文本片段:
──────────
韩事秦三十余年,出则为扞蔽 ,入则为席荐。秦特出锐师取地而韩随之,怨悬于天下,功归于强秦。且夫韩入贡职,与郡县无异也。今日臣窃闻贵臣之计,举兵将伐韩。夫赵氏聚士卒,养从徒 ,欲赘天下之兵,明秦不弱则诸侯必灭宗庙,欲西面行其意,非一日之计也。今释赵之患,而攘内臣之韩,则天下明赵氏之计矣。

【译文】

韩国侍奉秦国三十多年了,在外,它就如同屏障一样庇护着秦国;在内,它如同坐席一般供秦国使用。秦国只要派出精兵攻取别国,韩国总是追随它,韩国和天下各诸侯国都结下了仇怨,而利益却归于强盛的秦国。而且韩国向秦国进贡尽职,与秦国的郡县没有不同。如今我听说秦国尊贵的大臣们商议,即将发兵去征伐韩国。赵国聚集士兵,豢养了一批鼓吹合纵抗秦的游士,准备联合各国军队,宣称不削弱秦国则诸侯必定灭亡,打算向西攻打秦国来实现自己的意图,这已不是一朝一夕的计划了。如今秦国要放下赵国这样的祸患,而要除掉像内臣一般的韩国,那么各国就明白赵国计谋的不错了。

【原典】

夫韩,小国也,而以应天下四击,主辱臣苦,上下相与同忧久矣。修守备,戎强敌,有蓄积,筑城池以守固。今伐韩,未可一年而灭,拔一城而退,则权轻于天下,天下摧我兵矣。韩叛,则魏应之,赵据齐以为原,如此,则以韩、魏资赵假齐以固其从,而以与争强,赵之福而秦之祸也。夫进而击赵不能取,退而攻韩弗能拔,则陷锐之卒勤于野战,负任之旅罢于内攻 ,则合群苦弱以敌而共二万乘,非所以亡赵之心也。均如贵臣之计,则秦必为天下兵质矣 。陛下虽以金石相弊 ,则兼天下之日未也。

【译文】

韩国,是一个小国,而要用来对付四面八方的攻击,因此,韩国的君主受辱而臣子劳苦,君臣上下同忧共患已经很久了。于是,韩国修筑防御工事,对强大的敌人严加防备,积极储备物资,筑城墙,挖城河以便固守。现在如果征伐韩国,一年之内灭掉它是不可能的。如果攻下了一座城池便撤兵,那么秦国的力量就被天下各国看轻,天下各国就将打垮我们秦国的军队了。韩国一旦背叛了秦国,魏国就会响应,赵国依靠齐国并将其作为自己的后盾,如果这样,就是依靠韩、魏两国去救助赵国,赵国再凭借齐国来巩固他的合纵联盟,进而与秦国来决一胜负,这是赵国的福气,秦国的祸害啊。如果秦国向前进攻赵国而不能取胜,退回来进攻韩国不能攻克,那么冲锋陷阵的士兵疲于在野外交战,运输队伍疲于军内消耗,那就是集合困苦疲劳的军队来对付赵、齐两个大国,这不是用来消灭赵国的主意啊。如果完全按照权贵大臣的计策行事,那秦国必定成为天下各国的攻击目标了。大王即使同金石一般的长寿,那兼并天下的日子也不会到来的。
──────────
数据记录:

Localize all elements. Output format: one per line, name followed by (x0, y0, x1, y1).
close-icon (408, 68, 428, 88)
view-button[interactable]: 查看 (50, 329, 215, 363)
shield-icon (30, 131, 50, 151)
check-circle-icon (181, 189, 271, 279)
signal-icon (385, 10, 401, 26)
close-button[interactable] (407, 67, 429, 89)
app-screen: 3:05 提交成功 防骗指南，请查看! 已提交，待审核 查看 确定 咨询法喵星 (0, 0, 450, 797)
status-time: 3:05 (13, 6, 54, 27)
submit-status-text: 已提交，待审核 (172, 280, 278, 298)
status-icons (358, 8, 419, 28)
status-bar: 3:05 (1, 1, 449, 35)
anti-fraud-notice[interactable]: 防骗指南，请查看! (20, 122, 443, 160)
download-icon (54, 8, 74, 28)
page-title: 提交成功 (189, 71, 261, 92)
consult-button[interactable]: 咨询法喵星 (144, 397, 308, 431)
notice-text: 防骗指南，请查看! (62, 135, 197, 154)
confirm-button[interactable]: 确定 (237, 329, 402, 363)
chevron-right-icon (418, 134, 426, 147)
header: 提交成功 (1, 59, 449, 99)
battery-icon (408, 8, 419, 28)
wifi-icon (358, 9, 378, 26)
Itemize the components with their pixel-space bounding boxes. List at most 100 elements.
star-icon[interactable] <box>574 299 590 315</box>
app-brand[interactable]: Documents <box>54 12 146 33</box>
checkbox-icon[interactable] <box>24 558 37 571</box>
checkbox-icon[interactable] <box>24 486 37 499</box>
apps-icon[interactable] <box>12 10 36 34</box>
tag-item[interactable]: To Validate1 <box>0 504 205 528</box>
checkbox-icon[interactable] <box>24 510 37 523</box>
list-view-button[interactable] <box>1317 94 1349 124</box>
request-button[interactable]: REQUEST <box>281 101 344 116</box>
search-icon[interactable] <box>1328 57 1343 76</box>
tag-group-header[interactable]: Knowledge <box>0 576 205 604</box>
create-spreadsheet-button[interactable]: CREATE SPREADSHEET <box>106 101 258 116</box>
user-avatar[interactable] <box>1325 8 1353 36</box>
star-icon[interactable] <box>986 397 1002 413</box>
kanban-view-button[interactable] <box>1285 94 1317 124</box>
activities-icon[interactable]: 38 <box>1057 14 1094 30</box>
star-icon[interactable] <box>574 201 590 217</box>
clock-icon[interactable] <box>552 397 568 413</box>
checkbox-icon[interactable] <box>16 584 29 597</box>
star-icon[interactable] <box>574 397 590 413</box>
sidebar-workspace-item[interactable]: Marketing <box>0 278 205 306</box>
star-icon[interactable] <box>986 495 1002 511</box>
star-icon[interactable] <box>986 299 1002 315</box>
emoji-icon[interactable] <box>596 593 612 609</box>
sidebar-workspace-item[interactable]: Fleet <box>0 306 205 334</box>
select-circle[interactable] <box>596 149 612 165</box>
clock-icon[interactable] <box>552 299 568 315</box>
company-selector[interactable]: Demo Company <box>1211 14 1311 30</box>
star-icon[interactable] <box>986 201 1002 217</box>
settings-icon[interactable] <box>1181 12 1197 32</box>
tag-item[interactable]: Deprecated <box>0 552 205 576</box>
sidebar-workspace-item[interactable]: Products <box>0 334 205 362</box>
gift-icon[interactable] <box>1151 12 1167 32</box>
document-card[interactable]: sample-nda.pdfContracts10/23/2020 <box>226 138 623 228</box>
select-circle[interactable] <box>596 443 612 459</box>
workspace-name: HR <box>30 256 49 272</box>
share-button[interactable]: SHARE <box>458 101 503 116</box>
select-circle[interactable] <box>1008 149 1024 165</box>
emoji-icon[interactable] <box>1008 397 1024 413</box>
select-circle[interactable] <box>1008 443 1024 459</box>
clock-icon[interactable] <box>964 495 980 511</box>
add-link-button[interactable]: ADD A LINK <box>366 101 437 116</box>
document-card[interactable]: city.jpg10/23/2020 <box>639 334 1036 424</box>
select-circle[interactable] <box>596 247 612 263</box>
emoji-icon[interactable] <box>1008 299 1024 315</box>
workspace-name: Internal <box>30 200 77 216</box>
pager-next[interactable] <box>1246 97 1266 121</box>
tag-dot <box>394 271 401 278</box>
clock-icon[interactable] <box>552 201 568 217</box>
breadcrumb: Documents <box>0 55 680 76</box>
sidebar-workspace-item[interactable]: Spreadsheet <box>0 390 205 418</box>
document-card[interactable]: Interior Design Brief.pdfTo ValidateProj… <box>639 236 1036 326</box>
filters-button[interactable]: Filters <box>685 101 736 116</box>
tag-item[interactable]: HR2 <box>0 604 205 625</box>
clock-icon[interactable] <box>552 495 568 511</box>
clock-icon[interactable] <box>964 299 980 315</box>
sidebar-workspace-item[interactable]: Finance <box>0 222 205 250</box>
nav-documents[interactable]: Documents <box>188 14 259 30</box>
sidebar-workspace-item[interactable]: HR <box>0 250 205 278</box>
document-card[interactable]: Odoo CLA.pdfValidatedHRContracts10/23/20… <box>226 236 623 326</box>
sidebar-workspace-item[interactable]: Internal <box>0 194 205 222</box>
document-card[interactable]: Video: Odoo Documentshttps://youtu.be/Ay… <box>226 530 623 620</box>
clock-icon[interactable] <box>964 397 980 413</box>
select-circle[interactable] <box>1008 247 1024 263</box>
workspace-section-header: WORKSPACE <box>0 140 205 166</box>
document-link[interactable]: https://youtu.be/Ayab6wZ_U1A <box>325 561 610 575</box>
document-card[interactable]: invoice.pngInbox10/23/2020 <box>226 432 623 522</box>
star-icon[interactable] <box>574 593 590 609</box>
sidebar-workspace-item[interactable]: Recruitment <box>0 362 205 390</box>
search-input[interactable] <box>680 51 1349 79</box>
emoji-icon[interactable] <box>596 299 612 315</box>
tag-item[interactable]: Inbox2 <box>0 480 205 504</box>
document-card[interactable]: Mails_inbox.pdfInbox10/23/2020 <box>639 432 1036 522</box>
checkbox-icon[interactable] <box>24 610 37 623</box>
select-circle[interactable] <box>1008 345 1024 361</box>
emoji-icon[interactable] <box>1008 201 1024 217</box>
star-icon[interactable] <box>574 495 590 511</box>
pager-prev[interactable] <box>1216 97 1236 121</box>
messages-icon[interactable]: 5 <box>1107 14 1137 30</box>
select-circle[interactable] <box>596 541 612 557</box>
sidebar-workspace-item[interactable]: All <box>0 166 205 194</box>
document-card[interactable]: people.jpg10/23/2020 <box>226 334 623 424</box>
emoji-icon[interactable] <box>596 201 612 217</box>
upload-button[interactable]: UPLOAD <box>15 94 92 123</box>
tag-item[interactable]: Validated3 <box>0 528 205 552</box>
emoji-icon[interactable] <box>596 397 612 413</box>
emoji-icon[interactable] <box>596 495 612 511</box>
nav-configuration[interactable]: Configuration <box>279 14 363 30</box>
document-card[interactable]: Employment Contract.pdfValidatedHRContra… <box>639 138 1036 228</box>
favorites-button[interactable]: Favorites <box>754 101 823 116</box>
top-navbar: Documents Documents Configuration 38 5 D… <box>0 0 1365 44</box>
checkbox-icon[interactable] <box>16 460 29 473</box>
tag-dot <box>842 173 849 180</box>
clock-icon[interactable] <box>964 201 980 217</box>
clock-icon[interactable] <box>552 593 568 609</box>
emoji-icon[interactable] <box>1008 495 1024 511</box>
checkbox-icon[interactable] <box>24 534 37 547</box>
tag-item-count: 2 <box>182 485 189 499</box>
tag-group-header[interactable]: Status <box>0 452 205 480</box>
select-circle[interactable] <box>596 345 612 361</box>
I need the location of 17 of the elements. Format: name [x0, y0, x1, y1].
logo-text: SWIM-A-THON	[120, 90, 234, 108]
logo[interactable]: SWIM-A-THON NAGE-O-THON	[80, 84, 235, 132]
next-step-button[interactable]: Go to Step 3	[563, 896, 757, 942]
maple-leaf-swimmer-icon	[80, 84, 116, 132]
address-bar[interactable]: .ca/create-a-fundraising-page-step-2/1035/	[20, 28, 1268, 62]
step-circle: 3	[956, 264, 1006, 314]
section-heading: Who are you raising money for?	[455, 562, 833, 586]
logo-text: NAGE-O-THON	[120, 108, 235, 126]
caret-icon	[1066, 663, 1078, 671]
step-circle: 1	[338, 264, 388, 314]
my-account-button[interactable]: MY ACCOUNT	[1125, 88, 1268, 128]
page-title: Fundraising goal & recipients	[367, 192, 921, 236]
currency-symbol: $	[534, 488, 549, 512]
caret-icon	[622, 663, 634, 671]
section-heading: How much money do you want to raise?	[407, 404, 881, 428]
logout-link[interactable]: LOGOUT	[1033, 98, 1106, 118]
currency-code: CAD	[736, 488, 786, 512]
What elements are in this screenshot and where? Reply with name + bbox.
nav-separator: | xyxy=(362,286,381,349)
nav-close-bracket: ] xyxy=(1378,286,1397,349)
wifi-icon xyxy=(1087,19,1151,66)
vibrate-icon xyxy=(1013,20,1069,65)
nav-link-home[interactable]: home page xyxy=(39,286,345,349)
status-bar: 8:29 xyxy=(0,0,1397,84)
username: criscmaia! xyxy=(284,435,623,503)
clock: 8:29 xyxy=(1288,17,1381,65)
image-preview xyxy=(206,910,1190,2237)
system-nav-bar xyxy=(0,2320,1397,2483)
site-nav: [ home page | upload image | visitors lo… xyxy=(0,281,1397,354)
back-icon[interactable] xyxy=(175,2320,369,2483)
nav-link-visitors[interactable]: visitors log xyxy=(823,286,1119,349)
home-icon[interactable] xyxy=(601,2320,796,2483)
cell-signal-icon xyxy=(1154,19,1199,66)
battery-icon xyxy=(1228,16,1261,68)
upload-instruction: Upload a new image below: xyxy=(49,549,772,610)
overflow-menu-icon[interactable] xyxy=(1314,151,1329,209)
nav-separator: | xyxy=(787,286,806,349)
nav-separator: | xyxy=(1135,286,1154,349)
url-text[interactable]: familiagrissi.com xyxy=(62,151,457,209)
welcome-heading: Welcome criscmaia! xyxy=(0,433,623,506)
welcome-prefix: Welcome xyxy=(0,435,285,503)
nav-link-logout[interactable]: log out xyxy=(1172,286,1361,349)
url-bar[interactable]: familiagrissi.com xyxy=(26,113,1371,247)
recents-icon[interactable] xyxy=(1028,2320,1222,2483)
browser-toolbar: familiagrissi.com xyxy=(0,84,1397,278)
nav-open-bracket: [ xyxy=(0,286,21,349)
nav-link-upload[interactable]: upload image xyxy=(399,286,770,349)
──────────
练习说明:
**a.** 请从记录开头起，到含有"confirm-button[interactable]: 确定 (237, 329, 402, 363)"的那一行为止，把这些行一字不改地摘录出来，首尾两行都要包括。
**b.** 关于秦国是否应当伐韩的那段文字在末尾停住了，请从停住的地方接着往下写。

参考答案:
**a.**
Localize all elements. Output format: one per line, name followed by (x0, y0, x1, y1).
close-icon (408, 68, 428, 88)
view-button[interactable]: 查看 (50, 329, 215, 363)
shield-icon (30, 131, 50, 151)
check-circle-icon (181, 189, 271, 279)
signal-icon (385, 10, 401, 26)
close-button[interactable] (407, 67, 429, 89)
app-screen: 3:05 提交成功 防骗指南，请查看! 已提交，待审核 查看 确定 咨询法喵星 (0, 0, 450, 797)
status-time: 3:05 (13, 6, 54, 27)
submit-status-text: 已提交，待审核 (172, 280, 278, 298)
status-icons (358, 8, 419, 28)
status-bar: 3:05 (1, 1, 449, 35)
anti-fraud-notice[interactable]: 防骗指南，请查看! (20, 122, 443, 160)
download-icon (54, 8, 74, 28)
page-title: 提交成功 (189, 71, 261, 92)
consult-button[interactable]: 咨询法喵星 (144, 397, 308, 431)
notice-text: 防骗指南，请查看! (62, 135, 197, 154)
confirm-button[interactable]: 确定 (237, 329, 402, 363)

**b.**
【原典】

今贱臣之愚计:使人使荆,重币用事之臣,明赵之所以欺秦者;与魏质以安其心,从韩而伐赵 ,赵虽与齐为一,不足患也。二国事毕,则韩可以移书定也 。是我一举二国有亡形,则荆、魏又必自服矣。故曰:“兵者,凶器也。不可不审用也。”以秦与赵敌衡,加以齐,今又背韩,而未有以坚荆、魏之心。夫一战而不胜,则祸构矣。计者,所以定事也,不可不察也。韩、秦强弱 ,在今年耳。且赵与诸侯阴谋久矣。夫一动而弱于诸侯,危事也;为计而使诸侯有意伐之心,至殆也。见二疏 ,非所以强于诸侯也。臣窃愿陛下之幸熟图之!攻伐而使从者间焉,不可悔也。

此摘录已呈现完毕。